▶ **EXTRACT**:
This example will show how to use Conditional Probabilistic Auto-Regressive (CPAR) GAN models to synthesize longitudinal data. To make sure any/everyone is able to view the same data, we'll use some publicly available school-level data available from the Urban Institutes Education Data Portal.
The data from the Civil Rights Data Collection (CRDC) is limited in the Urban Institutes Education Data Portal by year and topic. I've found an end point that will help create a relatively short panel (e.g., 3 waves) spanning four years. While it is possible to use other methods to generate shorter panels, it becomes challenging if there are missing data that need to be addressed or if the panel is unbalanced (e.g., 3 periods of observation for some, and less for others). A major advantage of CPAR is that it is fully capable of creating synthetic data for balanced and unbalanced panels without any additional effort on your part.
from urllib.request import urlopen
from json import loads
import pandas as pd
# API Endpoint for the CRDC Discipline Instances Data
url = "https://educationdata.urban.org/api/v1/schools/crdc/restraint-and-seclusion/"
# API Endpoint for the CCD Directory Data
demog = "https://educationdata.urban.org/api/v1/schools/ccd/directory/"
# Define the value labels for the categorical variables from the CCD directory we will keep
valueLabels = { 'school_type': {1: 'Regular school', 2: 'Special education school', 3: 'Vocational school', 4: 'Other/alternative school', 5: 'Reportable program', -1: 'Missing/not reported', -2: 'Not applicable', -3: 'Suppressed data'},
'elem_cedp': {0: 'No', 1: 'Yes', -1: 'Missing/not reported', -2: 'Not applicable', -3: 'Suppressed data'},
'middle_cedp': {0: 'No', 1: 'Yes', -1: 'Missing/not reported', -2: 'Not applicable', -3: 'Suppressed data'},
'high_cedp': {0: 'No', 1: 'Yes', -1: 'Missing/not reported', -2: 'Not applicable', -3: 'Suppressed data'},
'title_i_eligible': {0: 'No', 1: 'Yes', -1: 'Missing/not reported', -2: 'Not applicable', -3: 'Suppressed data'},
'title_i_schoolwide': {0: 'No', 1: 'Yes', -1: 'Missing/not reported', -2: 'Not applicable', -3: 'Suppressed data'},
'charter': {0: 'No', 1: 'Yes', -1: 'Missing/not reported', -2: 'Not applicable', -3: 'Suppressed data'},
'magnet': {0: 'No', 1: 'Yes', -1: 'Missing/not reported', -2: 'Not applicable', -3: 'Suppressed data'},
'lunch_program': {0: 'No', 1: 'Yes participating without using any Provision or the CEP', 2: 'Yes under the Community Eligibility Provision (CEP)', 3: 'Yes under Provision 1', 4: 'Yes under Provision 2', 5: 'Yes under Provision 3', -1: 'Missing/not reported'
}}
# Mapping to recode missing values for the CRDC data, missing and N/A values will be treated as 0, while suppressed
# data will be coded as missing; this should allow the model to learn that suppressed data are different from the other
# two classes of data.

▶ **DATA PROVIDED**:
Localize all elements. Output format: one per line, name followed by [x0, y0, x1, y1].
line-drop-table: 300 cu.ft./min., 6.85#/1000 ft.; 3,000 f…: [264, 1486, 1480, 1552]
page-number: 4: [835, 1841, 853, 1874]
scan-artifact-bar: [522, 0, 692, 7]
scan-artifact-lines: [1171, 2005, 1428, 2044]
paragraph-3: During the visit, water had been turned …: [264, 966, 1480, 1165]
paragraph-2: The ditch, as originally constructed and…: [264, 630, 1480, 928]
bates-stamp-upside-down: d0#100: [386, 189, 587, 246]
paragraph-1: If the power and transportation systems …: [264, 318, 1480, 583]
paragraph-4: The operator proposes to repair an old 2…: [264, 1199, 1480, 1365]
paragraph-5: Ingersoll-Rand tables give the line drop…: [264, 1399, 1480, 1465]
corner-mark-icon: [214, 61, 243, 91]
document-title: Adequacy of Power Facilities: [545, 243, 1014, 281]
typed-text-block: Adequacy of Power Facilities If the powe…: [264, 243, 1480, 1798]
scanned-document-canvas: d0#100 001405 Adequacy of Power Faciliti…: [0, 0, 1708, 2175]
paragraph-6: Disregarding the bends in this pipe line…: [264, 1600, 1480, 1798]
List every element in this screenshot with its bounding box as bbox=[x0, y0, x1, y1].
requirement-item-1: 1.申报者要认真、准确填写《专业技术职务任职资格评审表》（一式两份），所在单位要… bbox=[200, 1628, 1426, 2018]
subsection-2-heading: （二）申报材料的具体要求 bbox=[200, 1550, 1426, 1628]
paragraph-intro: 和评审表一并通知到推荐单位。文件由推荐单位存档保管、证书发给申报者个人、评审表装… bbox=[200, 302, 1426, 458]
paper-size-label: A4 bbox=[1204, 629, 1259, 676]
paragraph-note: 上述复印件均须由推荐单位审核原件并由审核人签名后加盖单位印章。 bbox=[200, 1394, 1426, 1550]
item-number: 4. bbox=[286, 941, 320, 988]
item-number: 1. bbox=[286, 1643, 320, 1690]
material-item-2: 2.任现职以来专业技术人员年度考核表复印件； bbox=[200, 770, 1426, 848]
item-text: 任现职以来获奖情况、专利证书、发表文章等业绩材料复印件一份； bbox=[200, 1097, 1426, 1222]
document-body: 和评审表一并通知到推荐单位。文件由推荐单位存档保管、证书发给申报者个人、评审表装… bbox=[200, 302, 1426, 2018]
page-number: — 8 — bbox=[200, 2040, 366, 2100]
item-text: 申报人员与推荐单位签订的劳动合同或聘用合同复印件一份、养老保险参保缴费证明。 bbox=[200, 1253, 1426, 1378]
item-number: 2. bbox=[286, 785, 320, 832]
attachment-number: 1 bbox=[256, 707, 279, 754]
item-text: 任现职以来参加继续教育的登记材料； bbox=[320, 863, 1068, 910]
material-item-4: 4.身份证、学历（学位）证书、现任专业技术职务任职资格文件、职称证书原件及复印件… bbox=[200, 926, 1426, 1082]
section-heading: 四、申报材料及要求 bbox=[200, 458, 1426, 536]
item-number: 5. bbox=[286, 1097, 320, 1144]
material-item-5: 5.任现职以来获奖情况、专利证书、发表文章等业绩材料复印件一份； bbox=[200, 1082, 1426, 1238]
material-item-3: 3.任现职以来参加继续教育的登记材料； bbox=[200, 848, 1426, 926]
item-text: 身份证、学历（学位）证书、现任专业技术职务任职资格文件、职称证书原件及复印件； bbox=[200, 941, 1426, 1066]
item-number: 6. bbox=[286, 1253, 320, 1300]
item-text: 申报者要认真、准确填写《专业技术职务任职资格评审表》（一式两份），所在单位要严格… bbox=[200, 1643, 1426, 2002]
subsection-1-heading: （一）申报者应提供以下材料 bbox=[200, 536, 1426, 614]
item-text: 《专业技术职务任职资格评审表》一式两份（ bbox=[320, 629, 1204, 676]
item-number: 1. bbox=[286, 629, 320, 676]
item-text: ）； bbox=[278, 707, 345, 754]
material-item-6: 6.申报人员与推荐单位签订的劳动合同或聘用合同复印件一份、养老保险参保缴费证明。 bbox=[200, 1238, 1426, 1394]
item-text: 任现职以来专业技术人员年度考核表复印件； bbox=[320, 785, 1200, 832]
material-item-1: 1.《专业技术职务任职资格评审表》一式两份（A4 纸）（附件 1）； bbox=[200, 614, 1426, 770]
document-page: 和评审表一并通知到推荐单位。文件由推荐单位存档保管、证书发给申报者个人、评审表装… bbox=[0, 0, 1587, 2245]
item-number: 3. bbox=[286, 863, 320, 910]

▶ **PROBLEM TO SOLVE**:
Decide whether each statement agrees with the CPAR tutorial, answering yes or no and quoting the deciding words: 1. The CRDC data in the Urban Institutes Education Data Portal are limited by year and topic. 2. CPAR needs additional effort to produce synthetic data for unbalanced panels. 3. In the planned recoding of the CRDC data, suppressed values will be treated as 0. The items above are separate material, apart from the text.

▶ **EXERCISE ANSWER**:
1. Yes: "is limited in the Urban Institutes Education Data Portal by year and topic"
2. No: "fully capable of creating synthetic data for balanced and unbalanced panels without any additional effort on your part"
3. No: "data will be coded as missing; this should allow the model to learn that suppressed data are different from the other"